◆ **Set problem**
Using the records below, give the number of lines where the word "hendidura" appears, with no further output.

◆ **Data records**
• • •

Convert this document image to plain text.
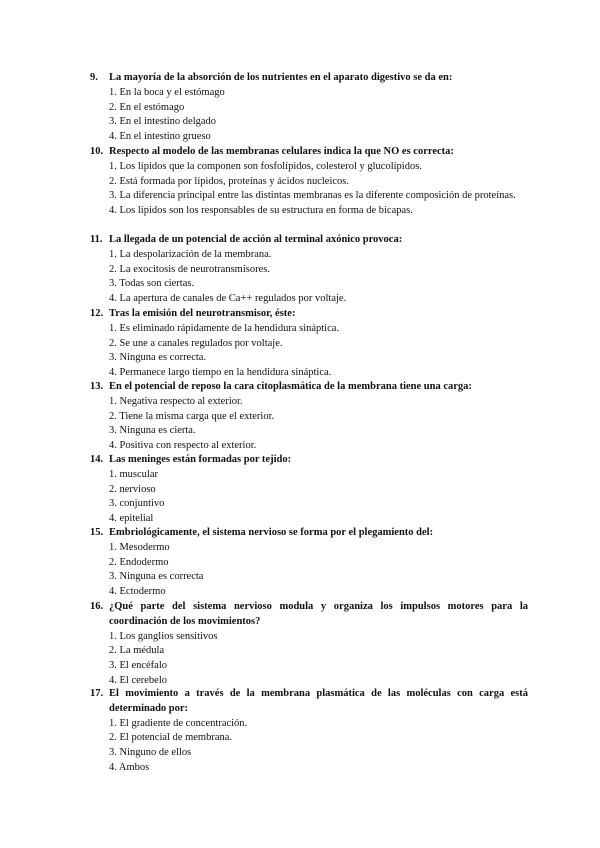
9.	La mayoría de la absorción de los nutrientes en el aparato digestivo se da en:
1. En la boca y el estómago
2. En el estómago
3. En el intestino delgado
4. En el intestino grueso
10. Respecto al modelo de las membranas celulares indica la que NO es correcta:
1. Los lípidos que la componen son fosfolípidos, colesterol y glucolípidos.
2. Está formada por lípidos, proteínas y ácidos nucleicos.
3. La diferencia principal entre las distintas membranas es la diferente composición de proteínas.
4. Los lípidos son los responsables de su estructura en forma de bicapas.
11. La llegada de un potencial de acción al terminal axónico provoca:
1. La despolarización de la membrana.
2. La exocitosis de neurotransmisores.
3. Todas son ciertas.
4. La apertura de canales de Ca++ regulados por voltaje.
12. Tras la emisión del neurotransmisor, éste:
1. Es eliminado rápidamente de la hendidura sináptica.
2. Se une a canales regulados por voltaje.
3. Ninguna es correcta.
4. Permanece largo tiempo en la hendidura sináptica.
13. En el potencial de reposo la cara citoplasmática de la membrana tiene una carga:
1. Negativa respecto al exterior.
2. Tiene la misma carga que el exterior.
3. Ninguna es cierta.
4. Positiva con respecto al exterior.
14. Las meninges están formadas por tejido:
1. muscular
2. nervioso
3. conjuntivo
4. epitelial
15. Embriológicamente, el sistema nervioso se forma por el plegamiento del:
1. Mesodermo
2. Endodermo
3. Ninguna es correcta
4. Ectodermo
16. ¿Qué parte del sistema nervioso modula y organiza los impulsos motores para la coordinación de los movimientos?
1. Los ganglios sensitivos
2. La médula
3. El encéfalo
4. El cerebelo
17. El movimiento a través de la membrana plasmática de las moléculas con carga está determinado por:
1. El gradiente de concentración.
2. El potencial de membrana.
3. Ninguno de ellos
4. Ambos
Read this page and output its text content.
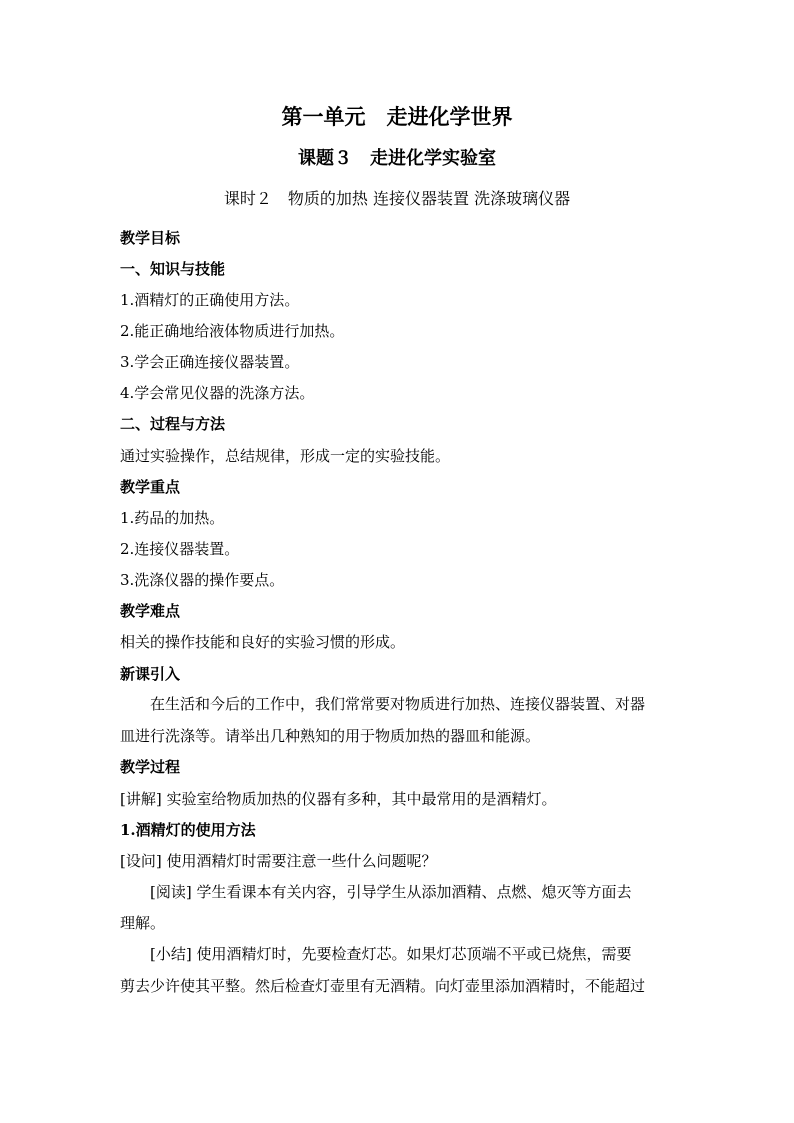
第一单元　走进化学世界
课题３　走进化学实验室
课时２　物质的加热 连接仪器装置 洗涤玻璃仪器
教学目标
一、知识与技能
1.酒精灯的正确使用方法。
2.能正确地给液体物质进行加热。
3.学会正确连接仪器装置。
4.学会常见仪器的洗涤方法。
二、过程与方法
通过实验操作，总结规律，形成一定的实验技能。
教学重点
1.药品的加热。
2.连接仪器装置。
3.洗涤仪器的操作要点。
教学难点
相关的操作技能和良好的实验习惯的形成。
新课引入
在生活和今后的工作中，我们常常要对物质进行加热、连接仪器装置、对器
皿进行洗涤等。请举出几种熟知的用于物质加热的器皿和能源。
教学过程
[讲解] 实验室给物质加热的仪器有多种，其中最常用的是酒精灯。
1.酒精灯的使用方法
[设问] 使用酒精灯时需要注意一些什么问题呢？
[阅读] 学生看课本有关内容，引导学生从添加酒精、点燃、熄灭等方面去
理解。
[小结] 使用酒精灯时，先要检查灯芯。如果灯芯顶端不平或已烧焦，需要
剪去少许使其平整。然后检查灯壶里有无酒精。向灯壶里添加酒精时，不能超过
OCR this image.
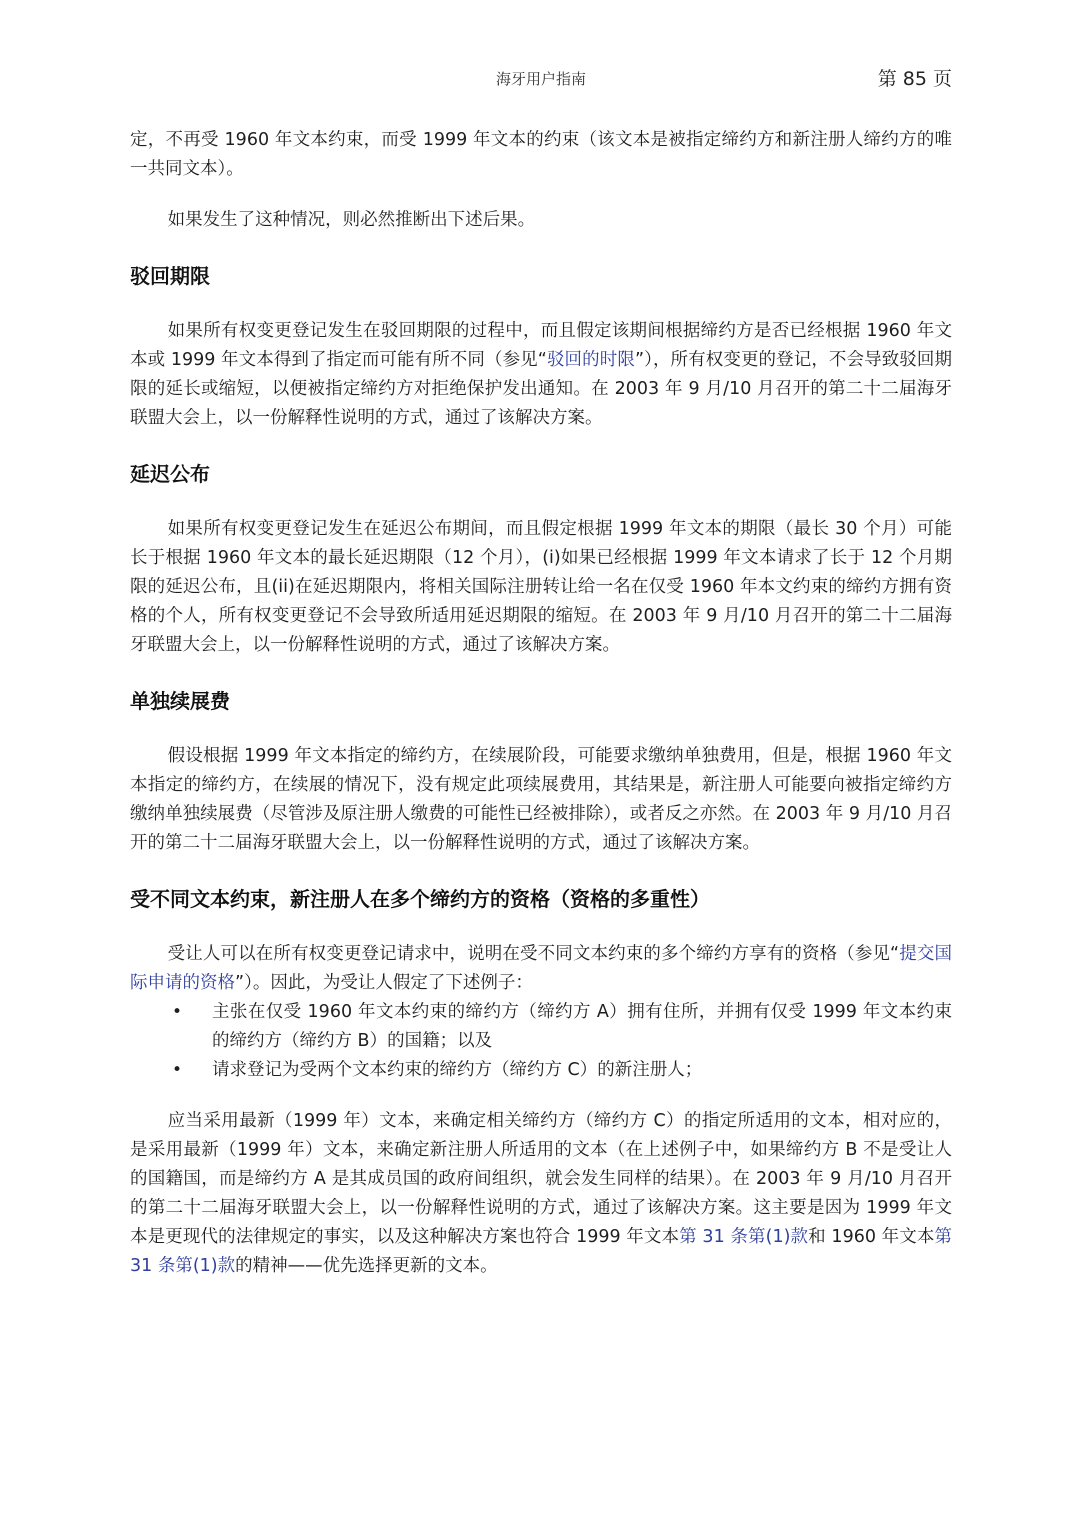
海牙用户指南	第 85 页

定，不再受 1960 年文本约束，而受 1999 年文本的约束（该文本是被指定缔约方和新注册人缔约方的唯一共同文本）。

如果发生了这种情况，则必然推断出下述后果。

驳回期限

如果所有权变更登记发生在驳回期限的过程中，而且假定该期间根据缔约方是否已经根据 1960 年文本或 1999 年文本得到了指定而可能有所不同（参见“驳回的时限”），所有权变更的登记，不会导致驳回期限的延长或缩短，以便被指定缔约方对拒绝保护发出通知。在 2003 年 9 月/10 月召开的第二十二届海牙联盟大会上，以一份解释性说明的方式，通过了该解决方案。

延迟公布

如果所有权变更登记发生在延迟公布期间，而且假定根据 1999 年文本的期限（最长 30 个月）可能长于根据 1960 年文本的最长延迟期限（12 个月），(i)如果已经根据 1999 年文本请求了长于 12 个月期限的延迟公布，且(ii)在延迟期限内，将相关国际注册转让给一名在仅受 1960 年本文约束的缔约方拥有资格的个人，所有权变更登记不会导致所适用延迟期限的缩短。在 2003 年 9 月/10 月召开的第二十二届海牙联盟大会上，以一份解释性说明的方式，通过了该解决方案。

单独续展费

假设根据 1999 年文本指定的缔约方，在续展阶段，可能要求缴纳单独费用，但是，根据 1960 年文本指定的缔约方，在续展的情况下，没有规定此项续展费用，其结果是，新注册人可能要向被指定缔约方缴纳单独续展费（尽管涉及原注册人缴费的可能性已经被排除），或者反之亦然。在 2003 年 9 月/10 月召开的第二十二届海牙联盟大会上，以一份解释性说明的方式，通过了该解决方案。

受不同文本约束，新注册人在多个缔约方的资格（资格的多重性）

受让人可以在所有权变更登记请求中，说明在受不同文本约束的多个缔约方享有的资格（参见“提交国际申请的资格”）。因此，为受让人假定了下述例子：

• 主张在仅受 1960 年文本约束的缔约方（缔约方 A）拥有住所，并拥有仅受 1999 年文本约束的缔约方（缔约方 B）的国籍；以及
• 请求登记为受两个文本约束的缔约方（缔约方 C）的新注册人；

应当采用最新（1999 年）文本，来确定相关缔约方（缔约方 C）的指定所适用的文本，相对应的，是采用最新（1999 年）文本，来确定新注册人所适用的文本（在上述例子中，如果缔约方 B 不是受让人的国籍国，而是缔约方 A 是其成员国的政府间组织，就会发生同样的结果）。在 2003 年 9 月/10 月召开的第二十二届海牙联盟大会上，以一份解释性说明的方式，通过了该解决方案。这主要是因为 1999 年文本是更现代的法律规定的事实，以及这种解决方案也符合 1999 年文本第 31 条第(1)款和 1960 年文本第 31 条第(1)款的精神——优先选择更新的文本。
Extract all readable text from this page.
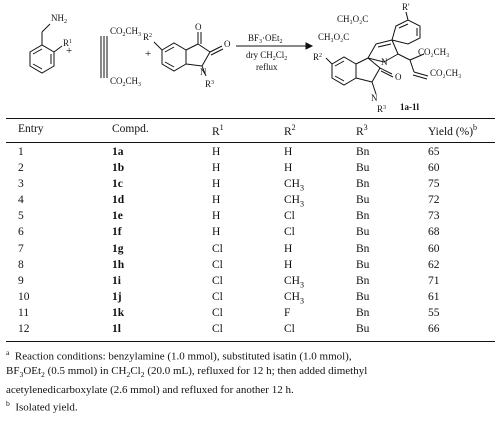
$NH_2$
$R^1$
+
$CO_2CH_3$
$CO_2CH_3$
+
$R^2$
O
O
N
$R^3$
$BF_3\cdot OEt_2$
dry $CH_2Cl_2$
reflux
R'
CH₃O₂C
CH₃O₂C
CO₂CH₃
CO₂CH₃
$R^2$
N
N
O
$R^3$ 1a-1l
Entry	Compd.	$R^1$	$R^2$	$R^3$	Yield (%)$^b$
1	1a	H	H	Bn	65
2	1b	H	H	Bu	60
3	1c	H	$CH_3$	Bn	75
4	1d	H	$CH_3$	Bu	72
5	1e	H	Cl	Bn	73
6	1f	H	Cl	Bu	68
7	1g	Cl	H	Bn	60
8	1h	Cl	H	Bu	62
9	1i	Cl	$CH_3$	Bn	71
10	1j	Cl	$CH_3$	Bu	61
11	1k	Cl	F	Bn	55
12	1l	Cl	Cl	Bu	66
$^a$ Reaction conditions: benzylamine (1.0 mmol), substituted isatin (1.0 mmol),
$BF_3OEt_2$ (0.5 mmol) in $CH_2Cl_2$ (20.0 mL), refluxed for 12 h; then added dimethyl
acetylenedicarboxylate (2.6 mmol) and refluxed for another 12 h.
$^b$ Isolated yield.
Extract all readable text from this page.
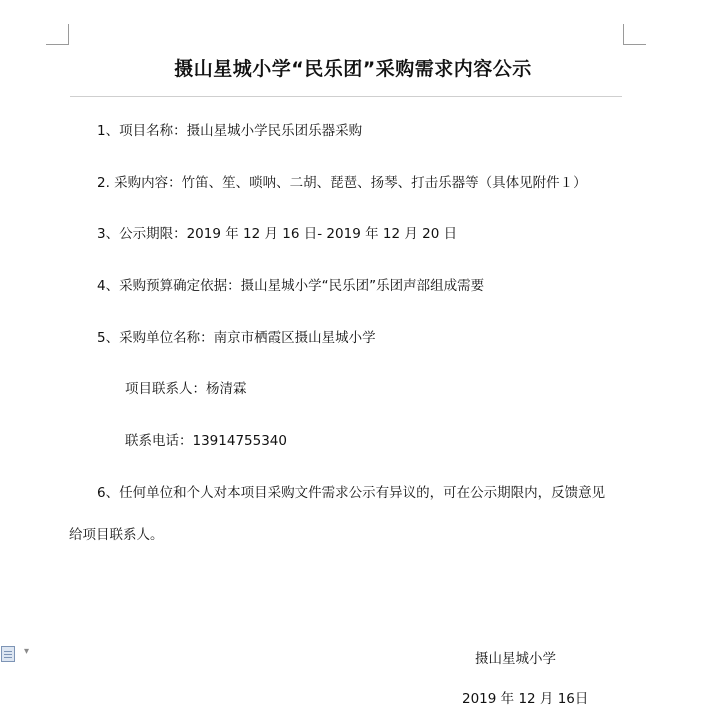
摄山星城小学“民乐团”采购需求内容公示
1、项目名称：摄山星城小学民乐团乐器采购
2. 采购内容：竹笛、笙、唢呐、二胡、琵琶、扬琴、打击乐器等（具体见附件１）
3、公示期限：2019 年 12 月 16 日- 2019 年 12 月 20 日
4、采购预算确定依据：摄山星城小学“民乐团”乐团声部组成需要
5、采购单位名称：南京市栖霞区摄山星城小学
项目联系人：杨清霖
联系电话：13914755340
6、任何单位和个人对本项目采购文件需求公示有异议的，可在公示期限内，反馈意见
给项目联系人。
摄山星城小学
2019 年 12 月 16日
▾
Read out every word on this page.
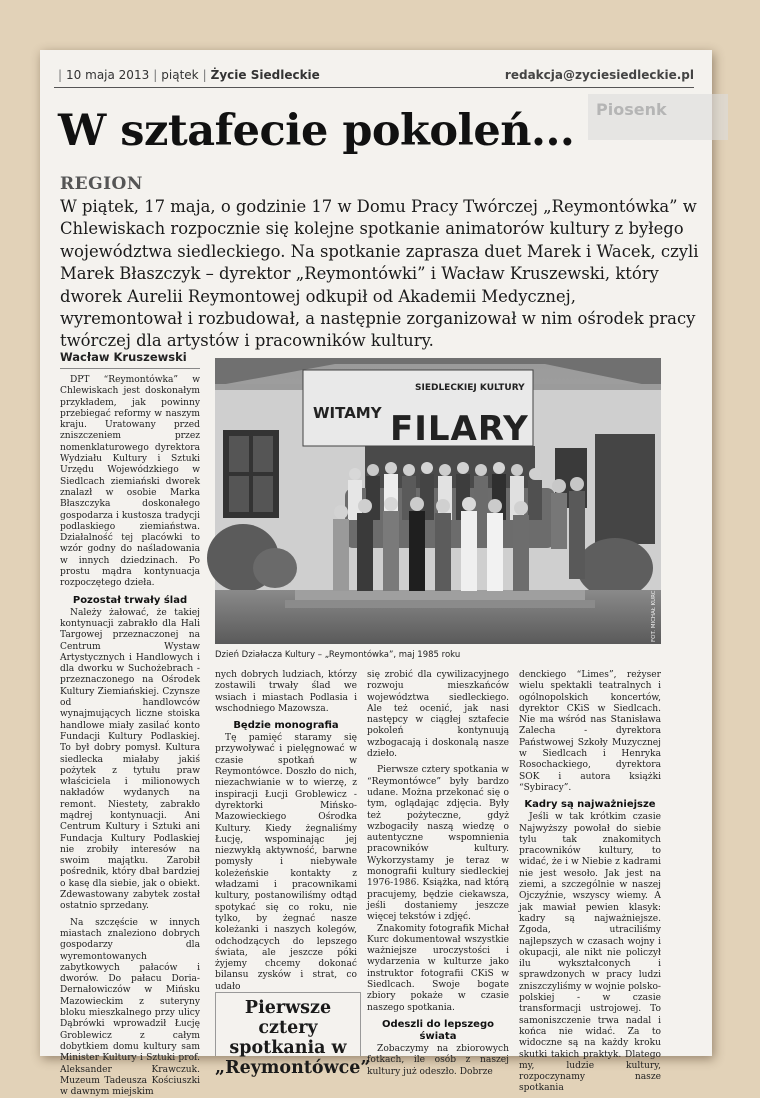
| 10 maja 2013 | piątek | Życie Siedleckie	redakcja@zyciesiedleckie.pl
Piosenk
W sztafecie pokoleń...
REGION
W piątek, 17 maja, o godzinie 17 w Domu Pracy Twórczej „Reymontówka” w Chlewiskach rozpocznie się kolejne spotkanie animatorów kultury z byłego województwa siedleckiego. Na spotkanie zaprasza duet Marek i Wacek, czyli Marek Błaszczyk – dyrektor „Reymontówki” i Wacław Kruszewski, który dworek Aurelii Reymontowej odkupił od Akademii Medycznej, wyremontował i rozbudował, a następnie zorganizował w nim ośrodek pracy twórczej dla artystów i pracowników kultury.
Wacław Kruszewski
WITAMY
SIEDLECKIEJ KULTURY
FILARY
FOT. MICHAŁ KURC
Dzień Działacza Kultury – „Reymontówka”, maj 1985 roku

DPT “Reymontówka” w Chlewiskach jest doskonałym przykładem, jak powinny przebiegać reformy w naszym kraju. Uratowany przed zniszczeniem przez nomenklaturowego dyrektora Wydziału Kultury i Sztuki Urzędu Wojewódzkiego w Siedlcach ziemiański dworek znalazł w osobie Marka Błaszczyka doskonałego gospodarza i kustosza tradycji podlaskiego ziemiaństwa. Działalność tej placówki to wzór godny do naśladowania w innych dziedzinach. Po prostu mądra kontynuacja rozpoczętego dzieła.

Pozostał trwały ślad

Należy żałować, że takiej kontynuacji zabrakło dla Hali Targowej przeznaczonej na Centrum Wystaw Artystycznych i Handlowych i dla dworku w Suchożebrach - przeznaczonego na Ośrodek Kultury Ziemiańskiej. Czynsze od handlowców wynajmujących liczne stoiska handlowe miały zasilać konto Fundacji Kultury Podlaskiej. To był dobry pomysł. Kultura siedlecka miałaby jakiś pożytek z tytułu praw właściciela i milionowych nakładów wydanych na remont. Niestety, zabrakło mądrej kontynuacji. Ani Centrum Kultury i Sztuki ani Fundacja Kultury Podlaskiej nie zrobiły interesów na swoim majątku. Zarobił pośrednik, który dbał bardziej o kasę dla siebie, jak o obiekt. Zdewastowany zabytek został ostatnio sprzedany.

Na szczęście w innych miastach znaleziono dobrych gospodarzy dla wyremontowanych zabytkowych pałaców i dworów. Do pałacu Doria-Dernałowiczów w Mińsku Mazowieckim z suteryny bloku mieszkalnego przy ulicy Dąbrówki wprowadził Łucję Groblewicz z całym dobytkiem domu kultury sam Minister Kultury i Sztuki prof. Aleksander Krawczuk. Muzeum Tadeusza Kościuszki w dawnym miejskim

nych dobrych ludziach, którzy zostawili trwały ślad we wsiach i miastach Podlasia i wschodniego Mazowsza.

Będzie monografia

Tę pamięć staramy się przywoływać i pielęgnować w czasie spotkań w Reymontówce. Doszło do nich, niezachwianie w to wierzę, z inspiracji Łucji Groblewicz - dyrektorki Mińsko-Mazowieckiego Ośrodka Kultury. Kiedy żegnaliśmy Łucję, wspominając jej niezwykłą aktywność, barwne pomysły i niebywałe koleżeńskie kontakty z władzami i pracownikami kultury, postanowiliśmy odtąd spotykać się co roku, nie tylko, by żegnać nasze koleżanki i naszych kolegów, odchodzących do lepszego świata, ale jeszcze póki żyjemy chcemy dokonać bilansu zysków i strat, co udało

Pierwsze cztery spotkania w „Reymontówce”

się zrobić dla cywilizacyjnego rozwoju mieszkańców województwa siedleckiego. Ale też ocenić, jak nasi następcy w ciągłej sztafecie pokoleń kontynuują wzbogacają i doskonalą nasze dzieło.

Pierwsze cztery spotkania w “Reymontówce” były bardzo udane. Można przekonać się o tym, oglądając zdjęcia. Były też pożyteczne, gdyż wzbogaciły naszą wiedzę o autentyczne wspomnienia pracowników kultury. Wykorzystamy je teraz w monografii kultury siedleckiej 1976-1986. Książka, nad którą pracujemy, będzie ciekawsza, jeśli dostaniemy jeszcze więcej tekstów i zdjęć.

Znakomity fotografik Michał Kurc dokumentował wszystkie ważniejsze uroczystości i wydarzenia w kulturze jako instruktor fotografii CKiS w Siedlcach. Swoje bogate zbiory pokaże w czasie naszego spotkania.

Odeszli do lepszego świata

Zobaczymy na zbiorowych fotkach, ile osób z naszej kultury już odeszło. Dobrze

denckiego “Limes”, reżyser wielu spektakli teatralnych i ogólnopolskich koncertów, dyrektor CKiS w Siedlcach. Nie ma wśród nas Stanisława Zalecha - dyrektora Państwowej Szkoły Muzycznej w Siedlcach i Henryka Rosochackiego, dyrektora SOK i autora książki “Sybiracy”.

Kadry są najważniejsze

Jeśli w tak krótkim czasie Najwyższy powołał do siebie tylu tak znakomitych pracowników kultury, to widać, że i w Niebie z kadrami nie jest wesoło. Jak jest na ziemi, a szczególnie w naszej Ojczyźnie, wszyscy wiemy. A jak mawiał pewien klasyk: kadry są najważniejsze. Zgoda, utraciliśmy najlepszych w czasach wojny i okupacji, ale nikt nie policzył ilu wykształconych i sprawdzonych w pracy ludzi zniszczyliśmy w wojnie polsko-polskiej - w czasie transformacji ustrojowej. To samoniszczenie trwa nadal i końca nie widać. Za to widoczne są na każdy kroku skutki takich praktyk. Dlatego my, ludzie kultury, rozpoczynamy nasze spotkania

• • •

◆ **Written response**
2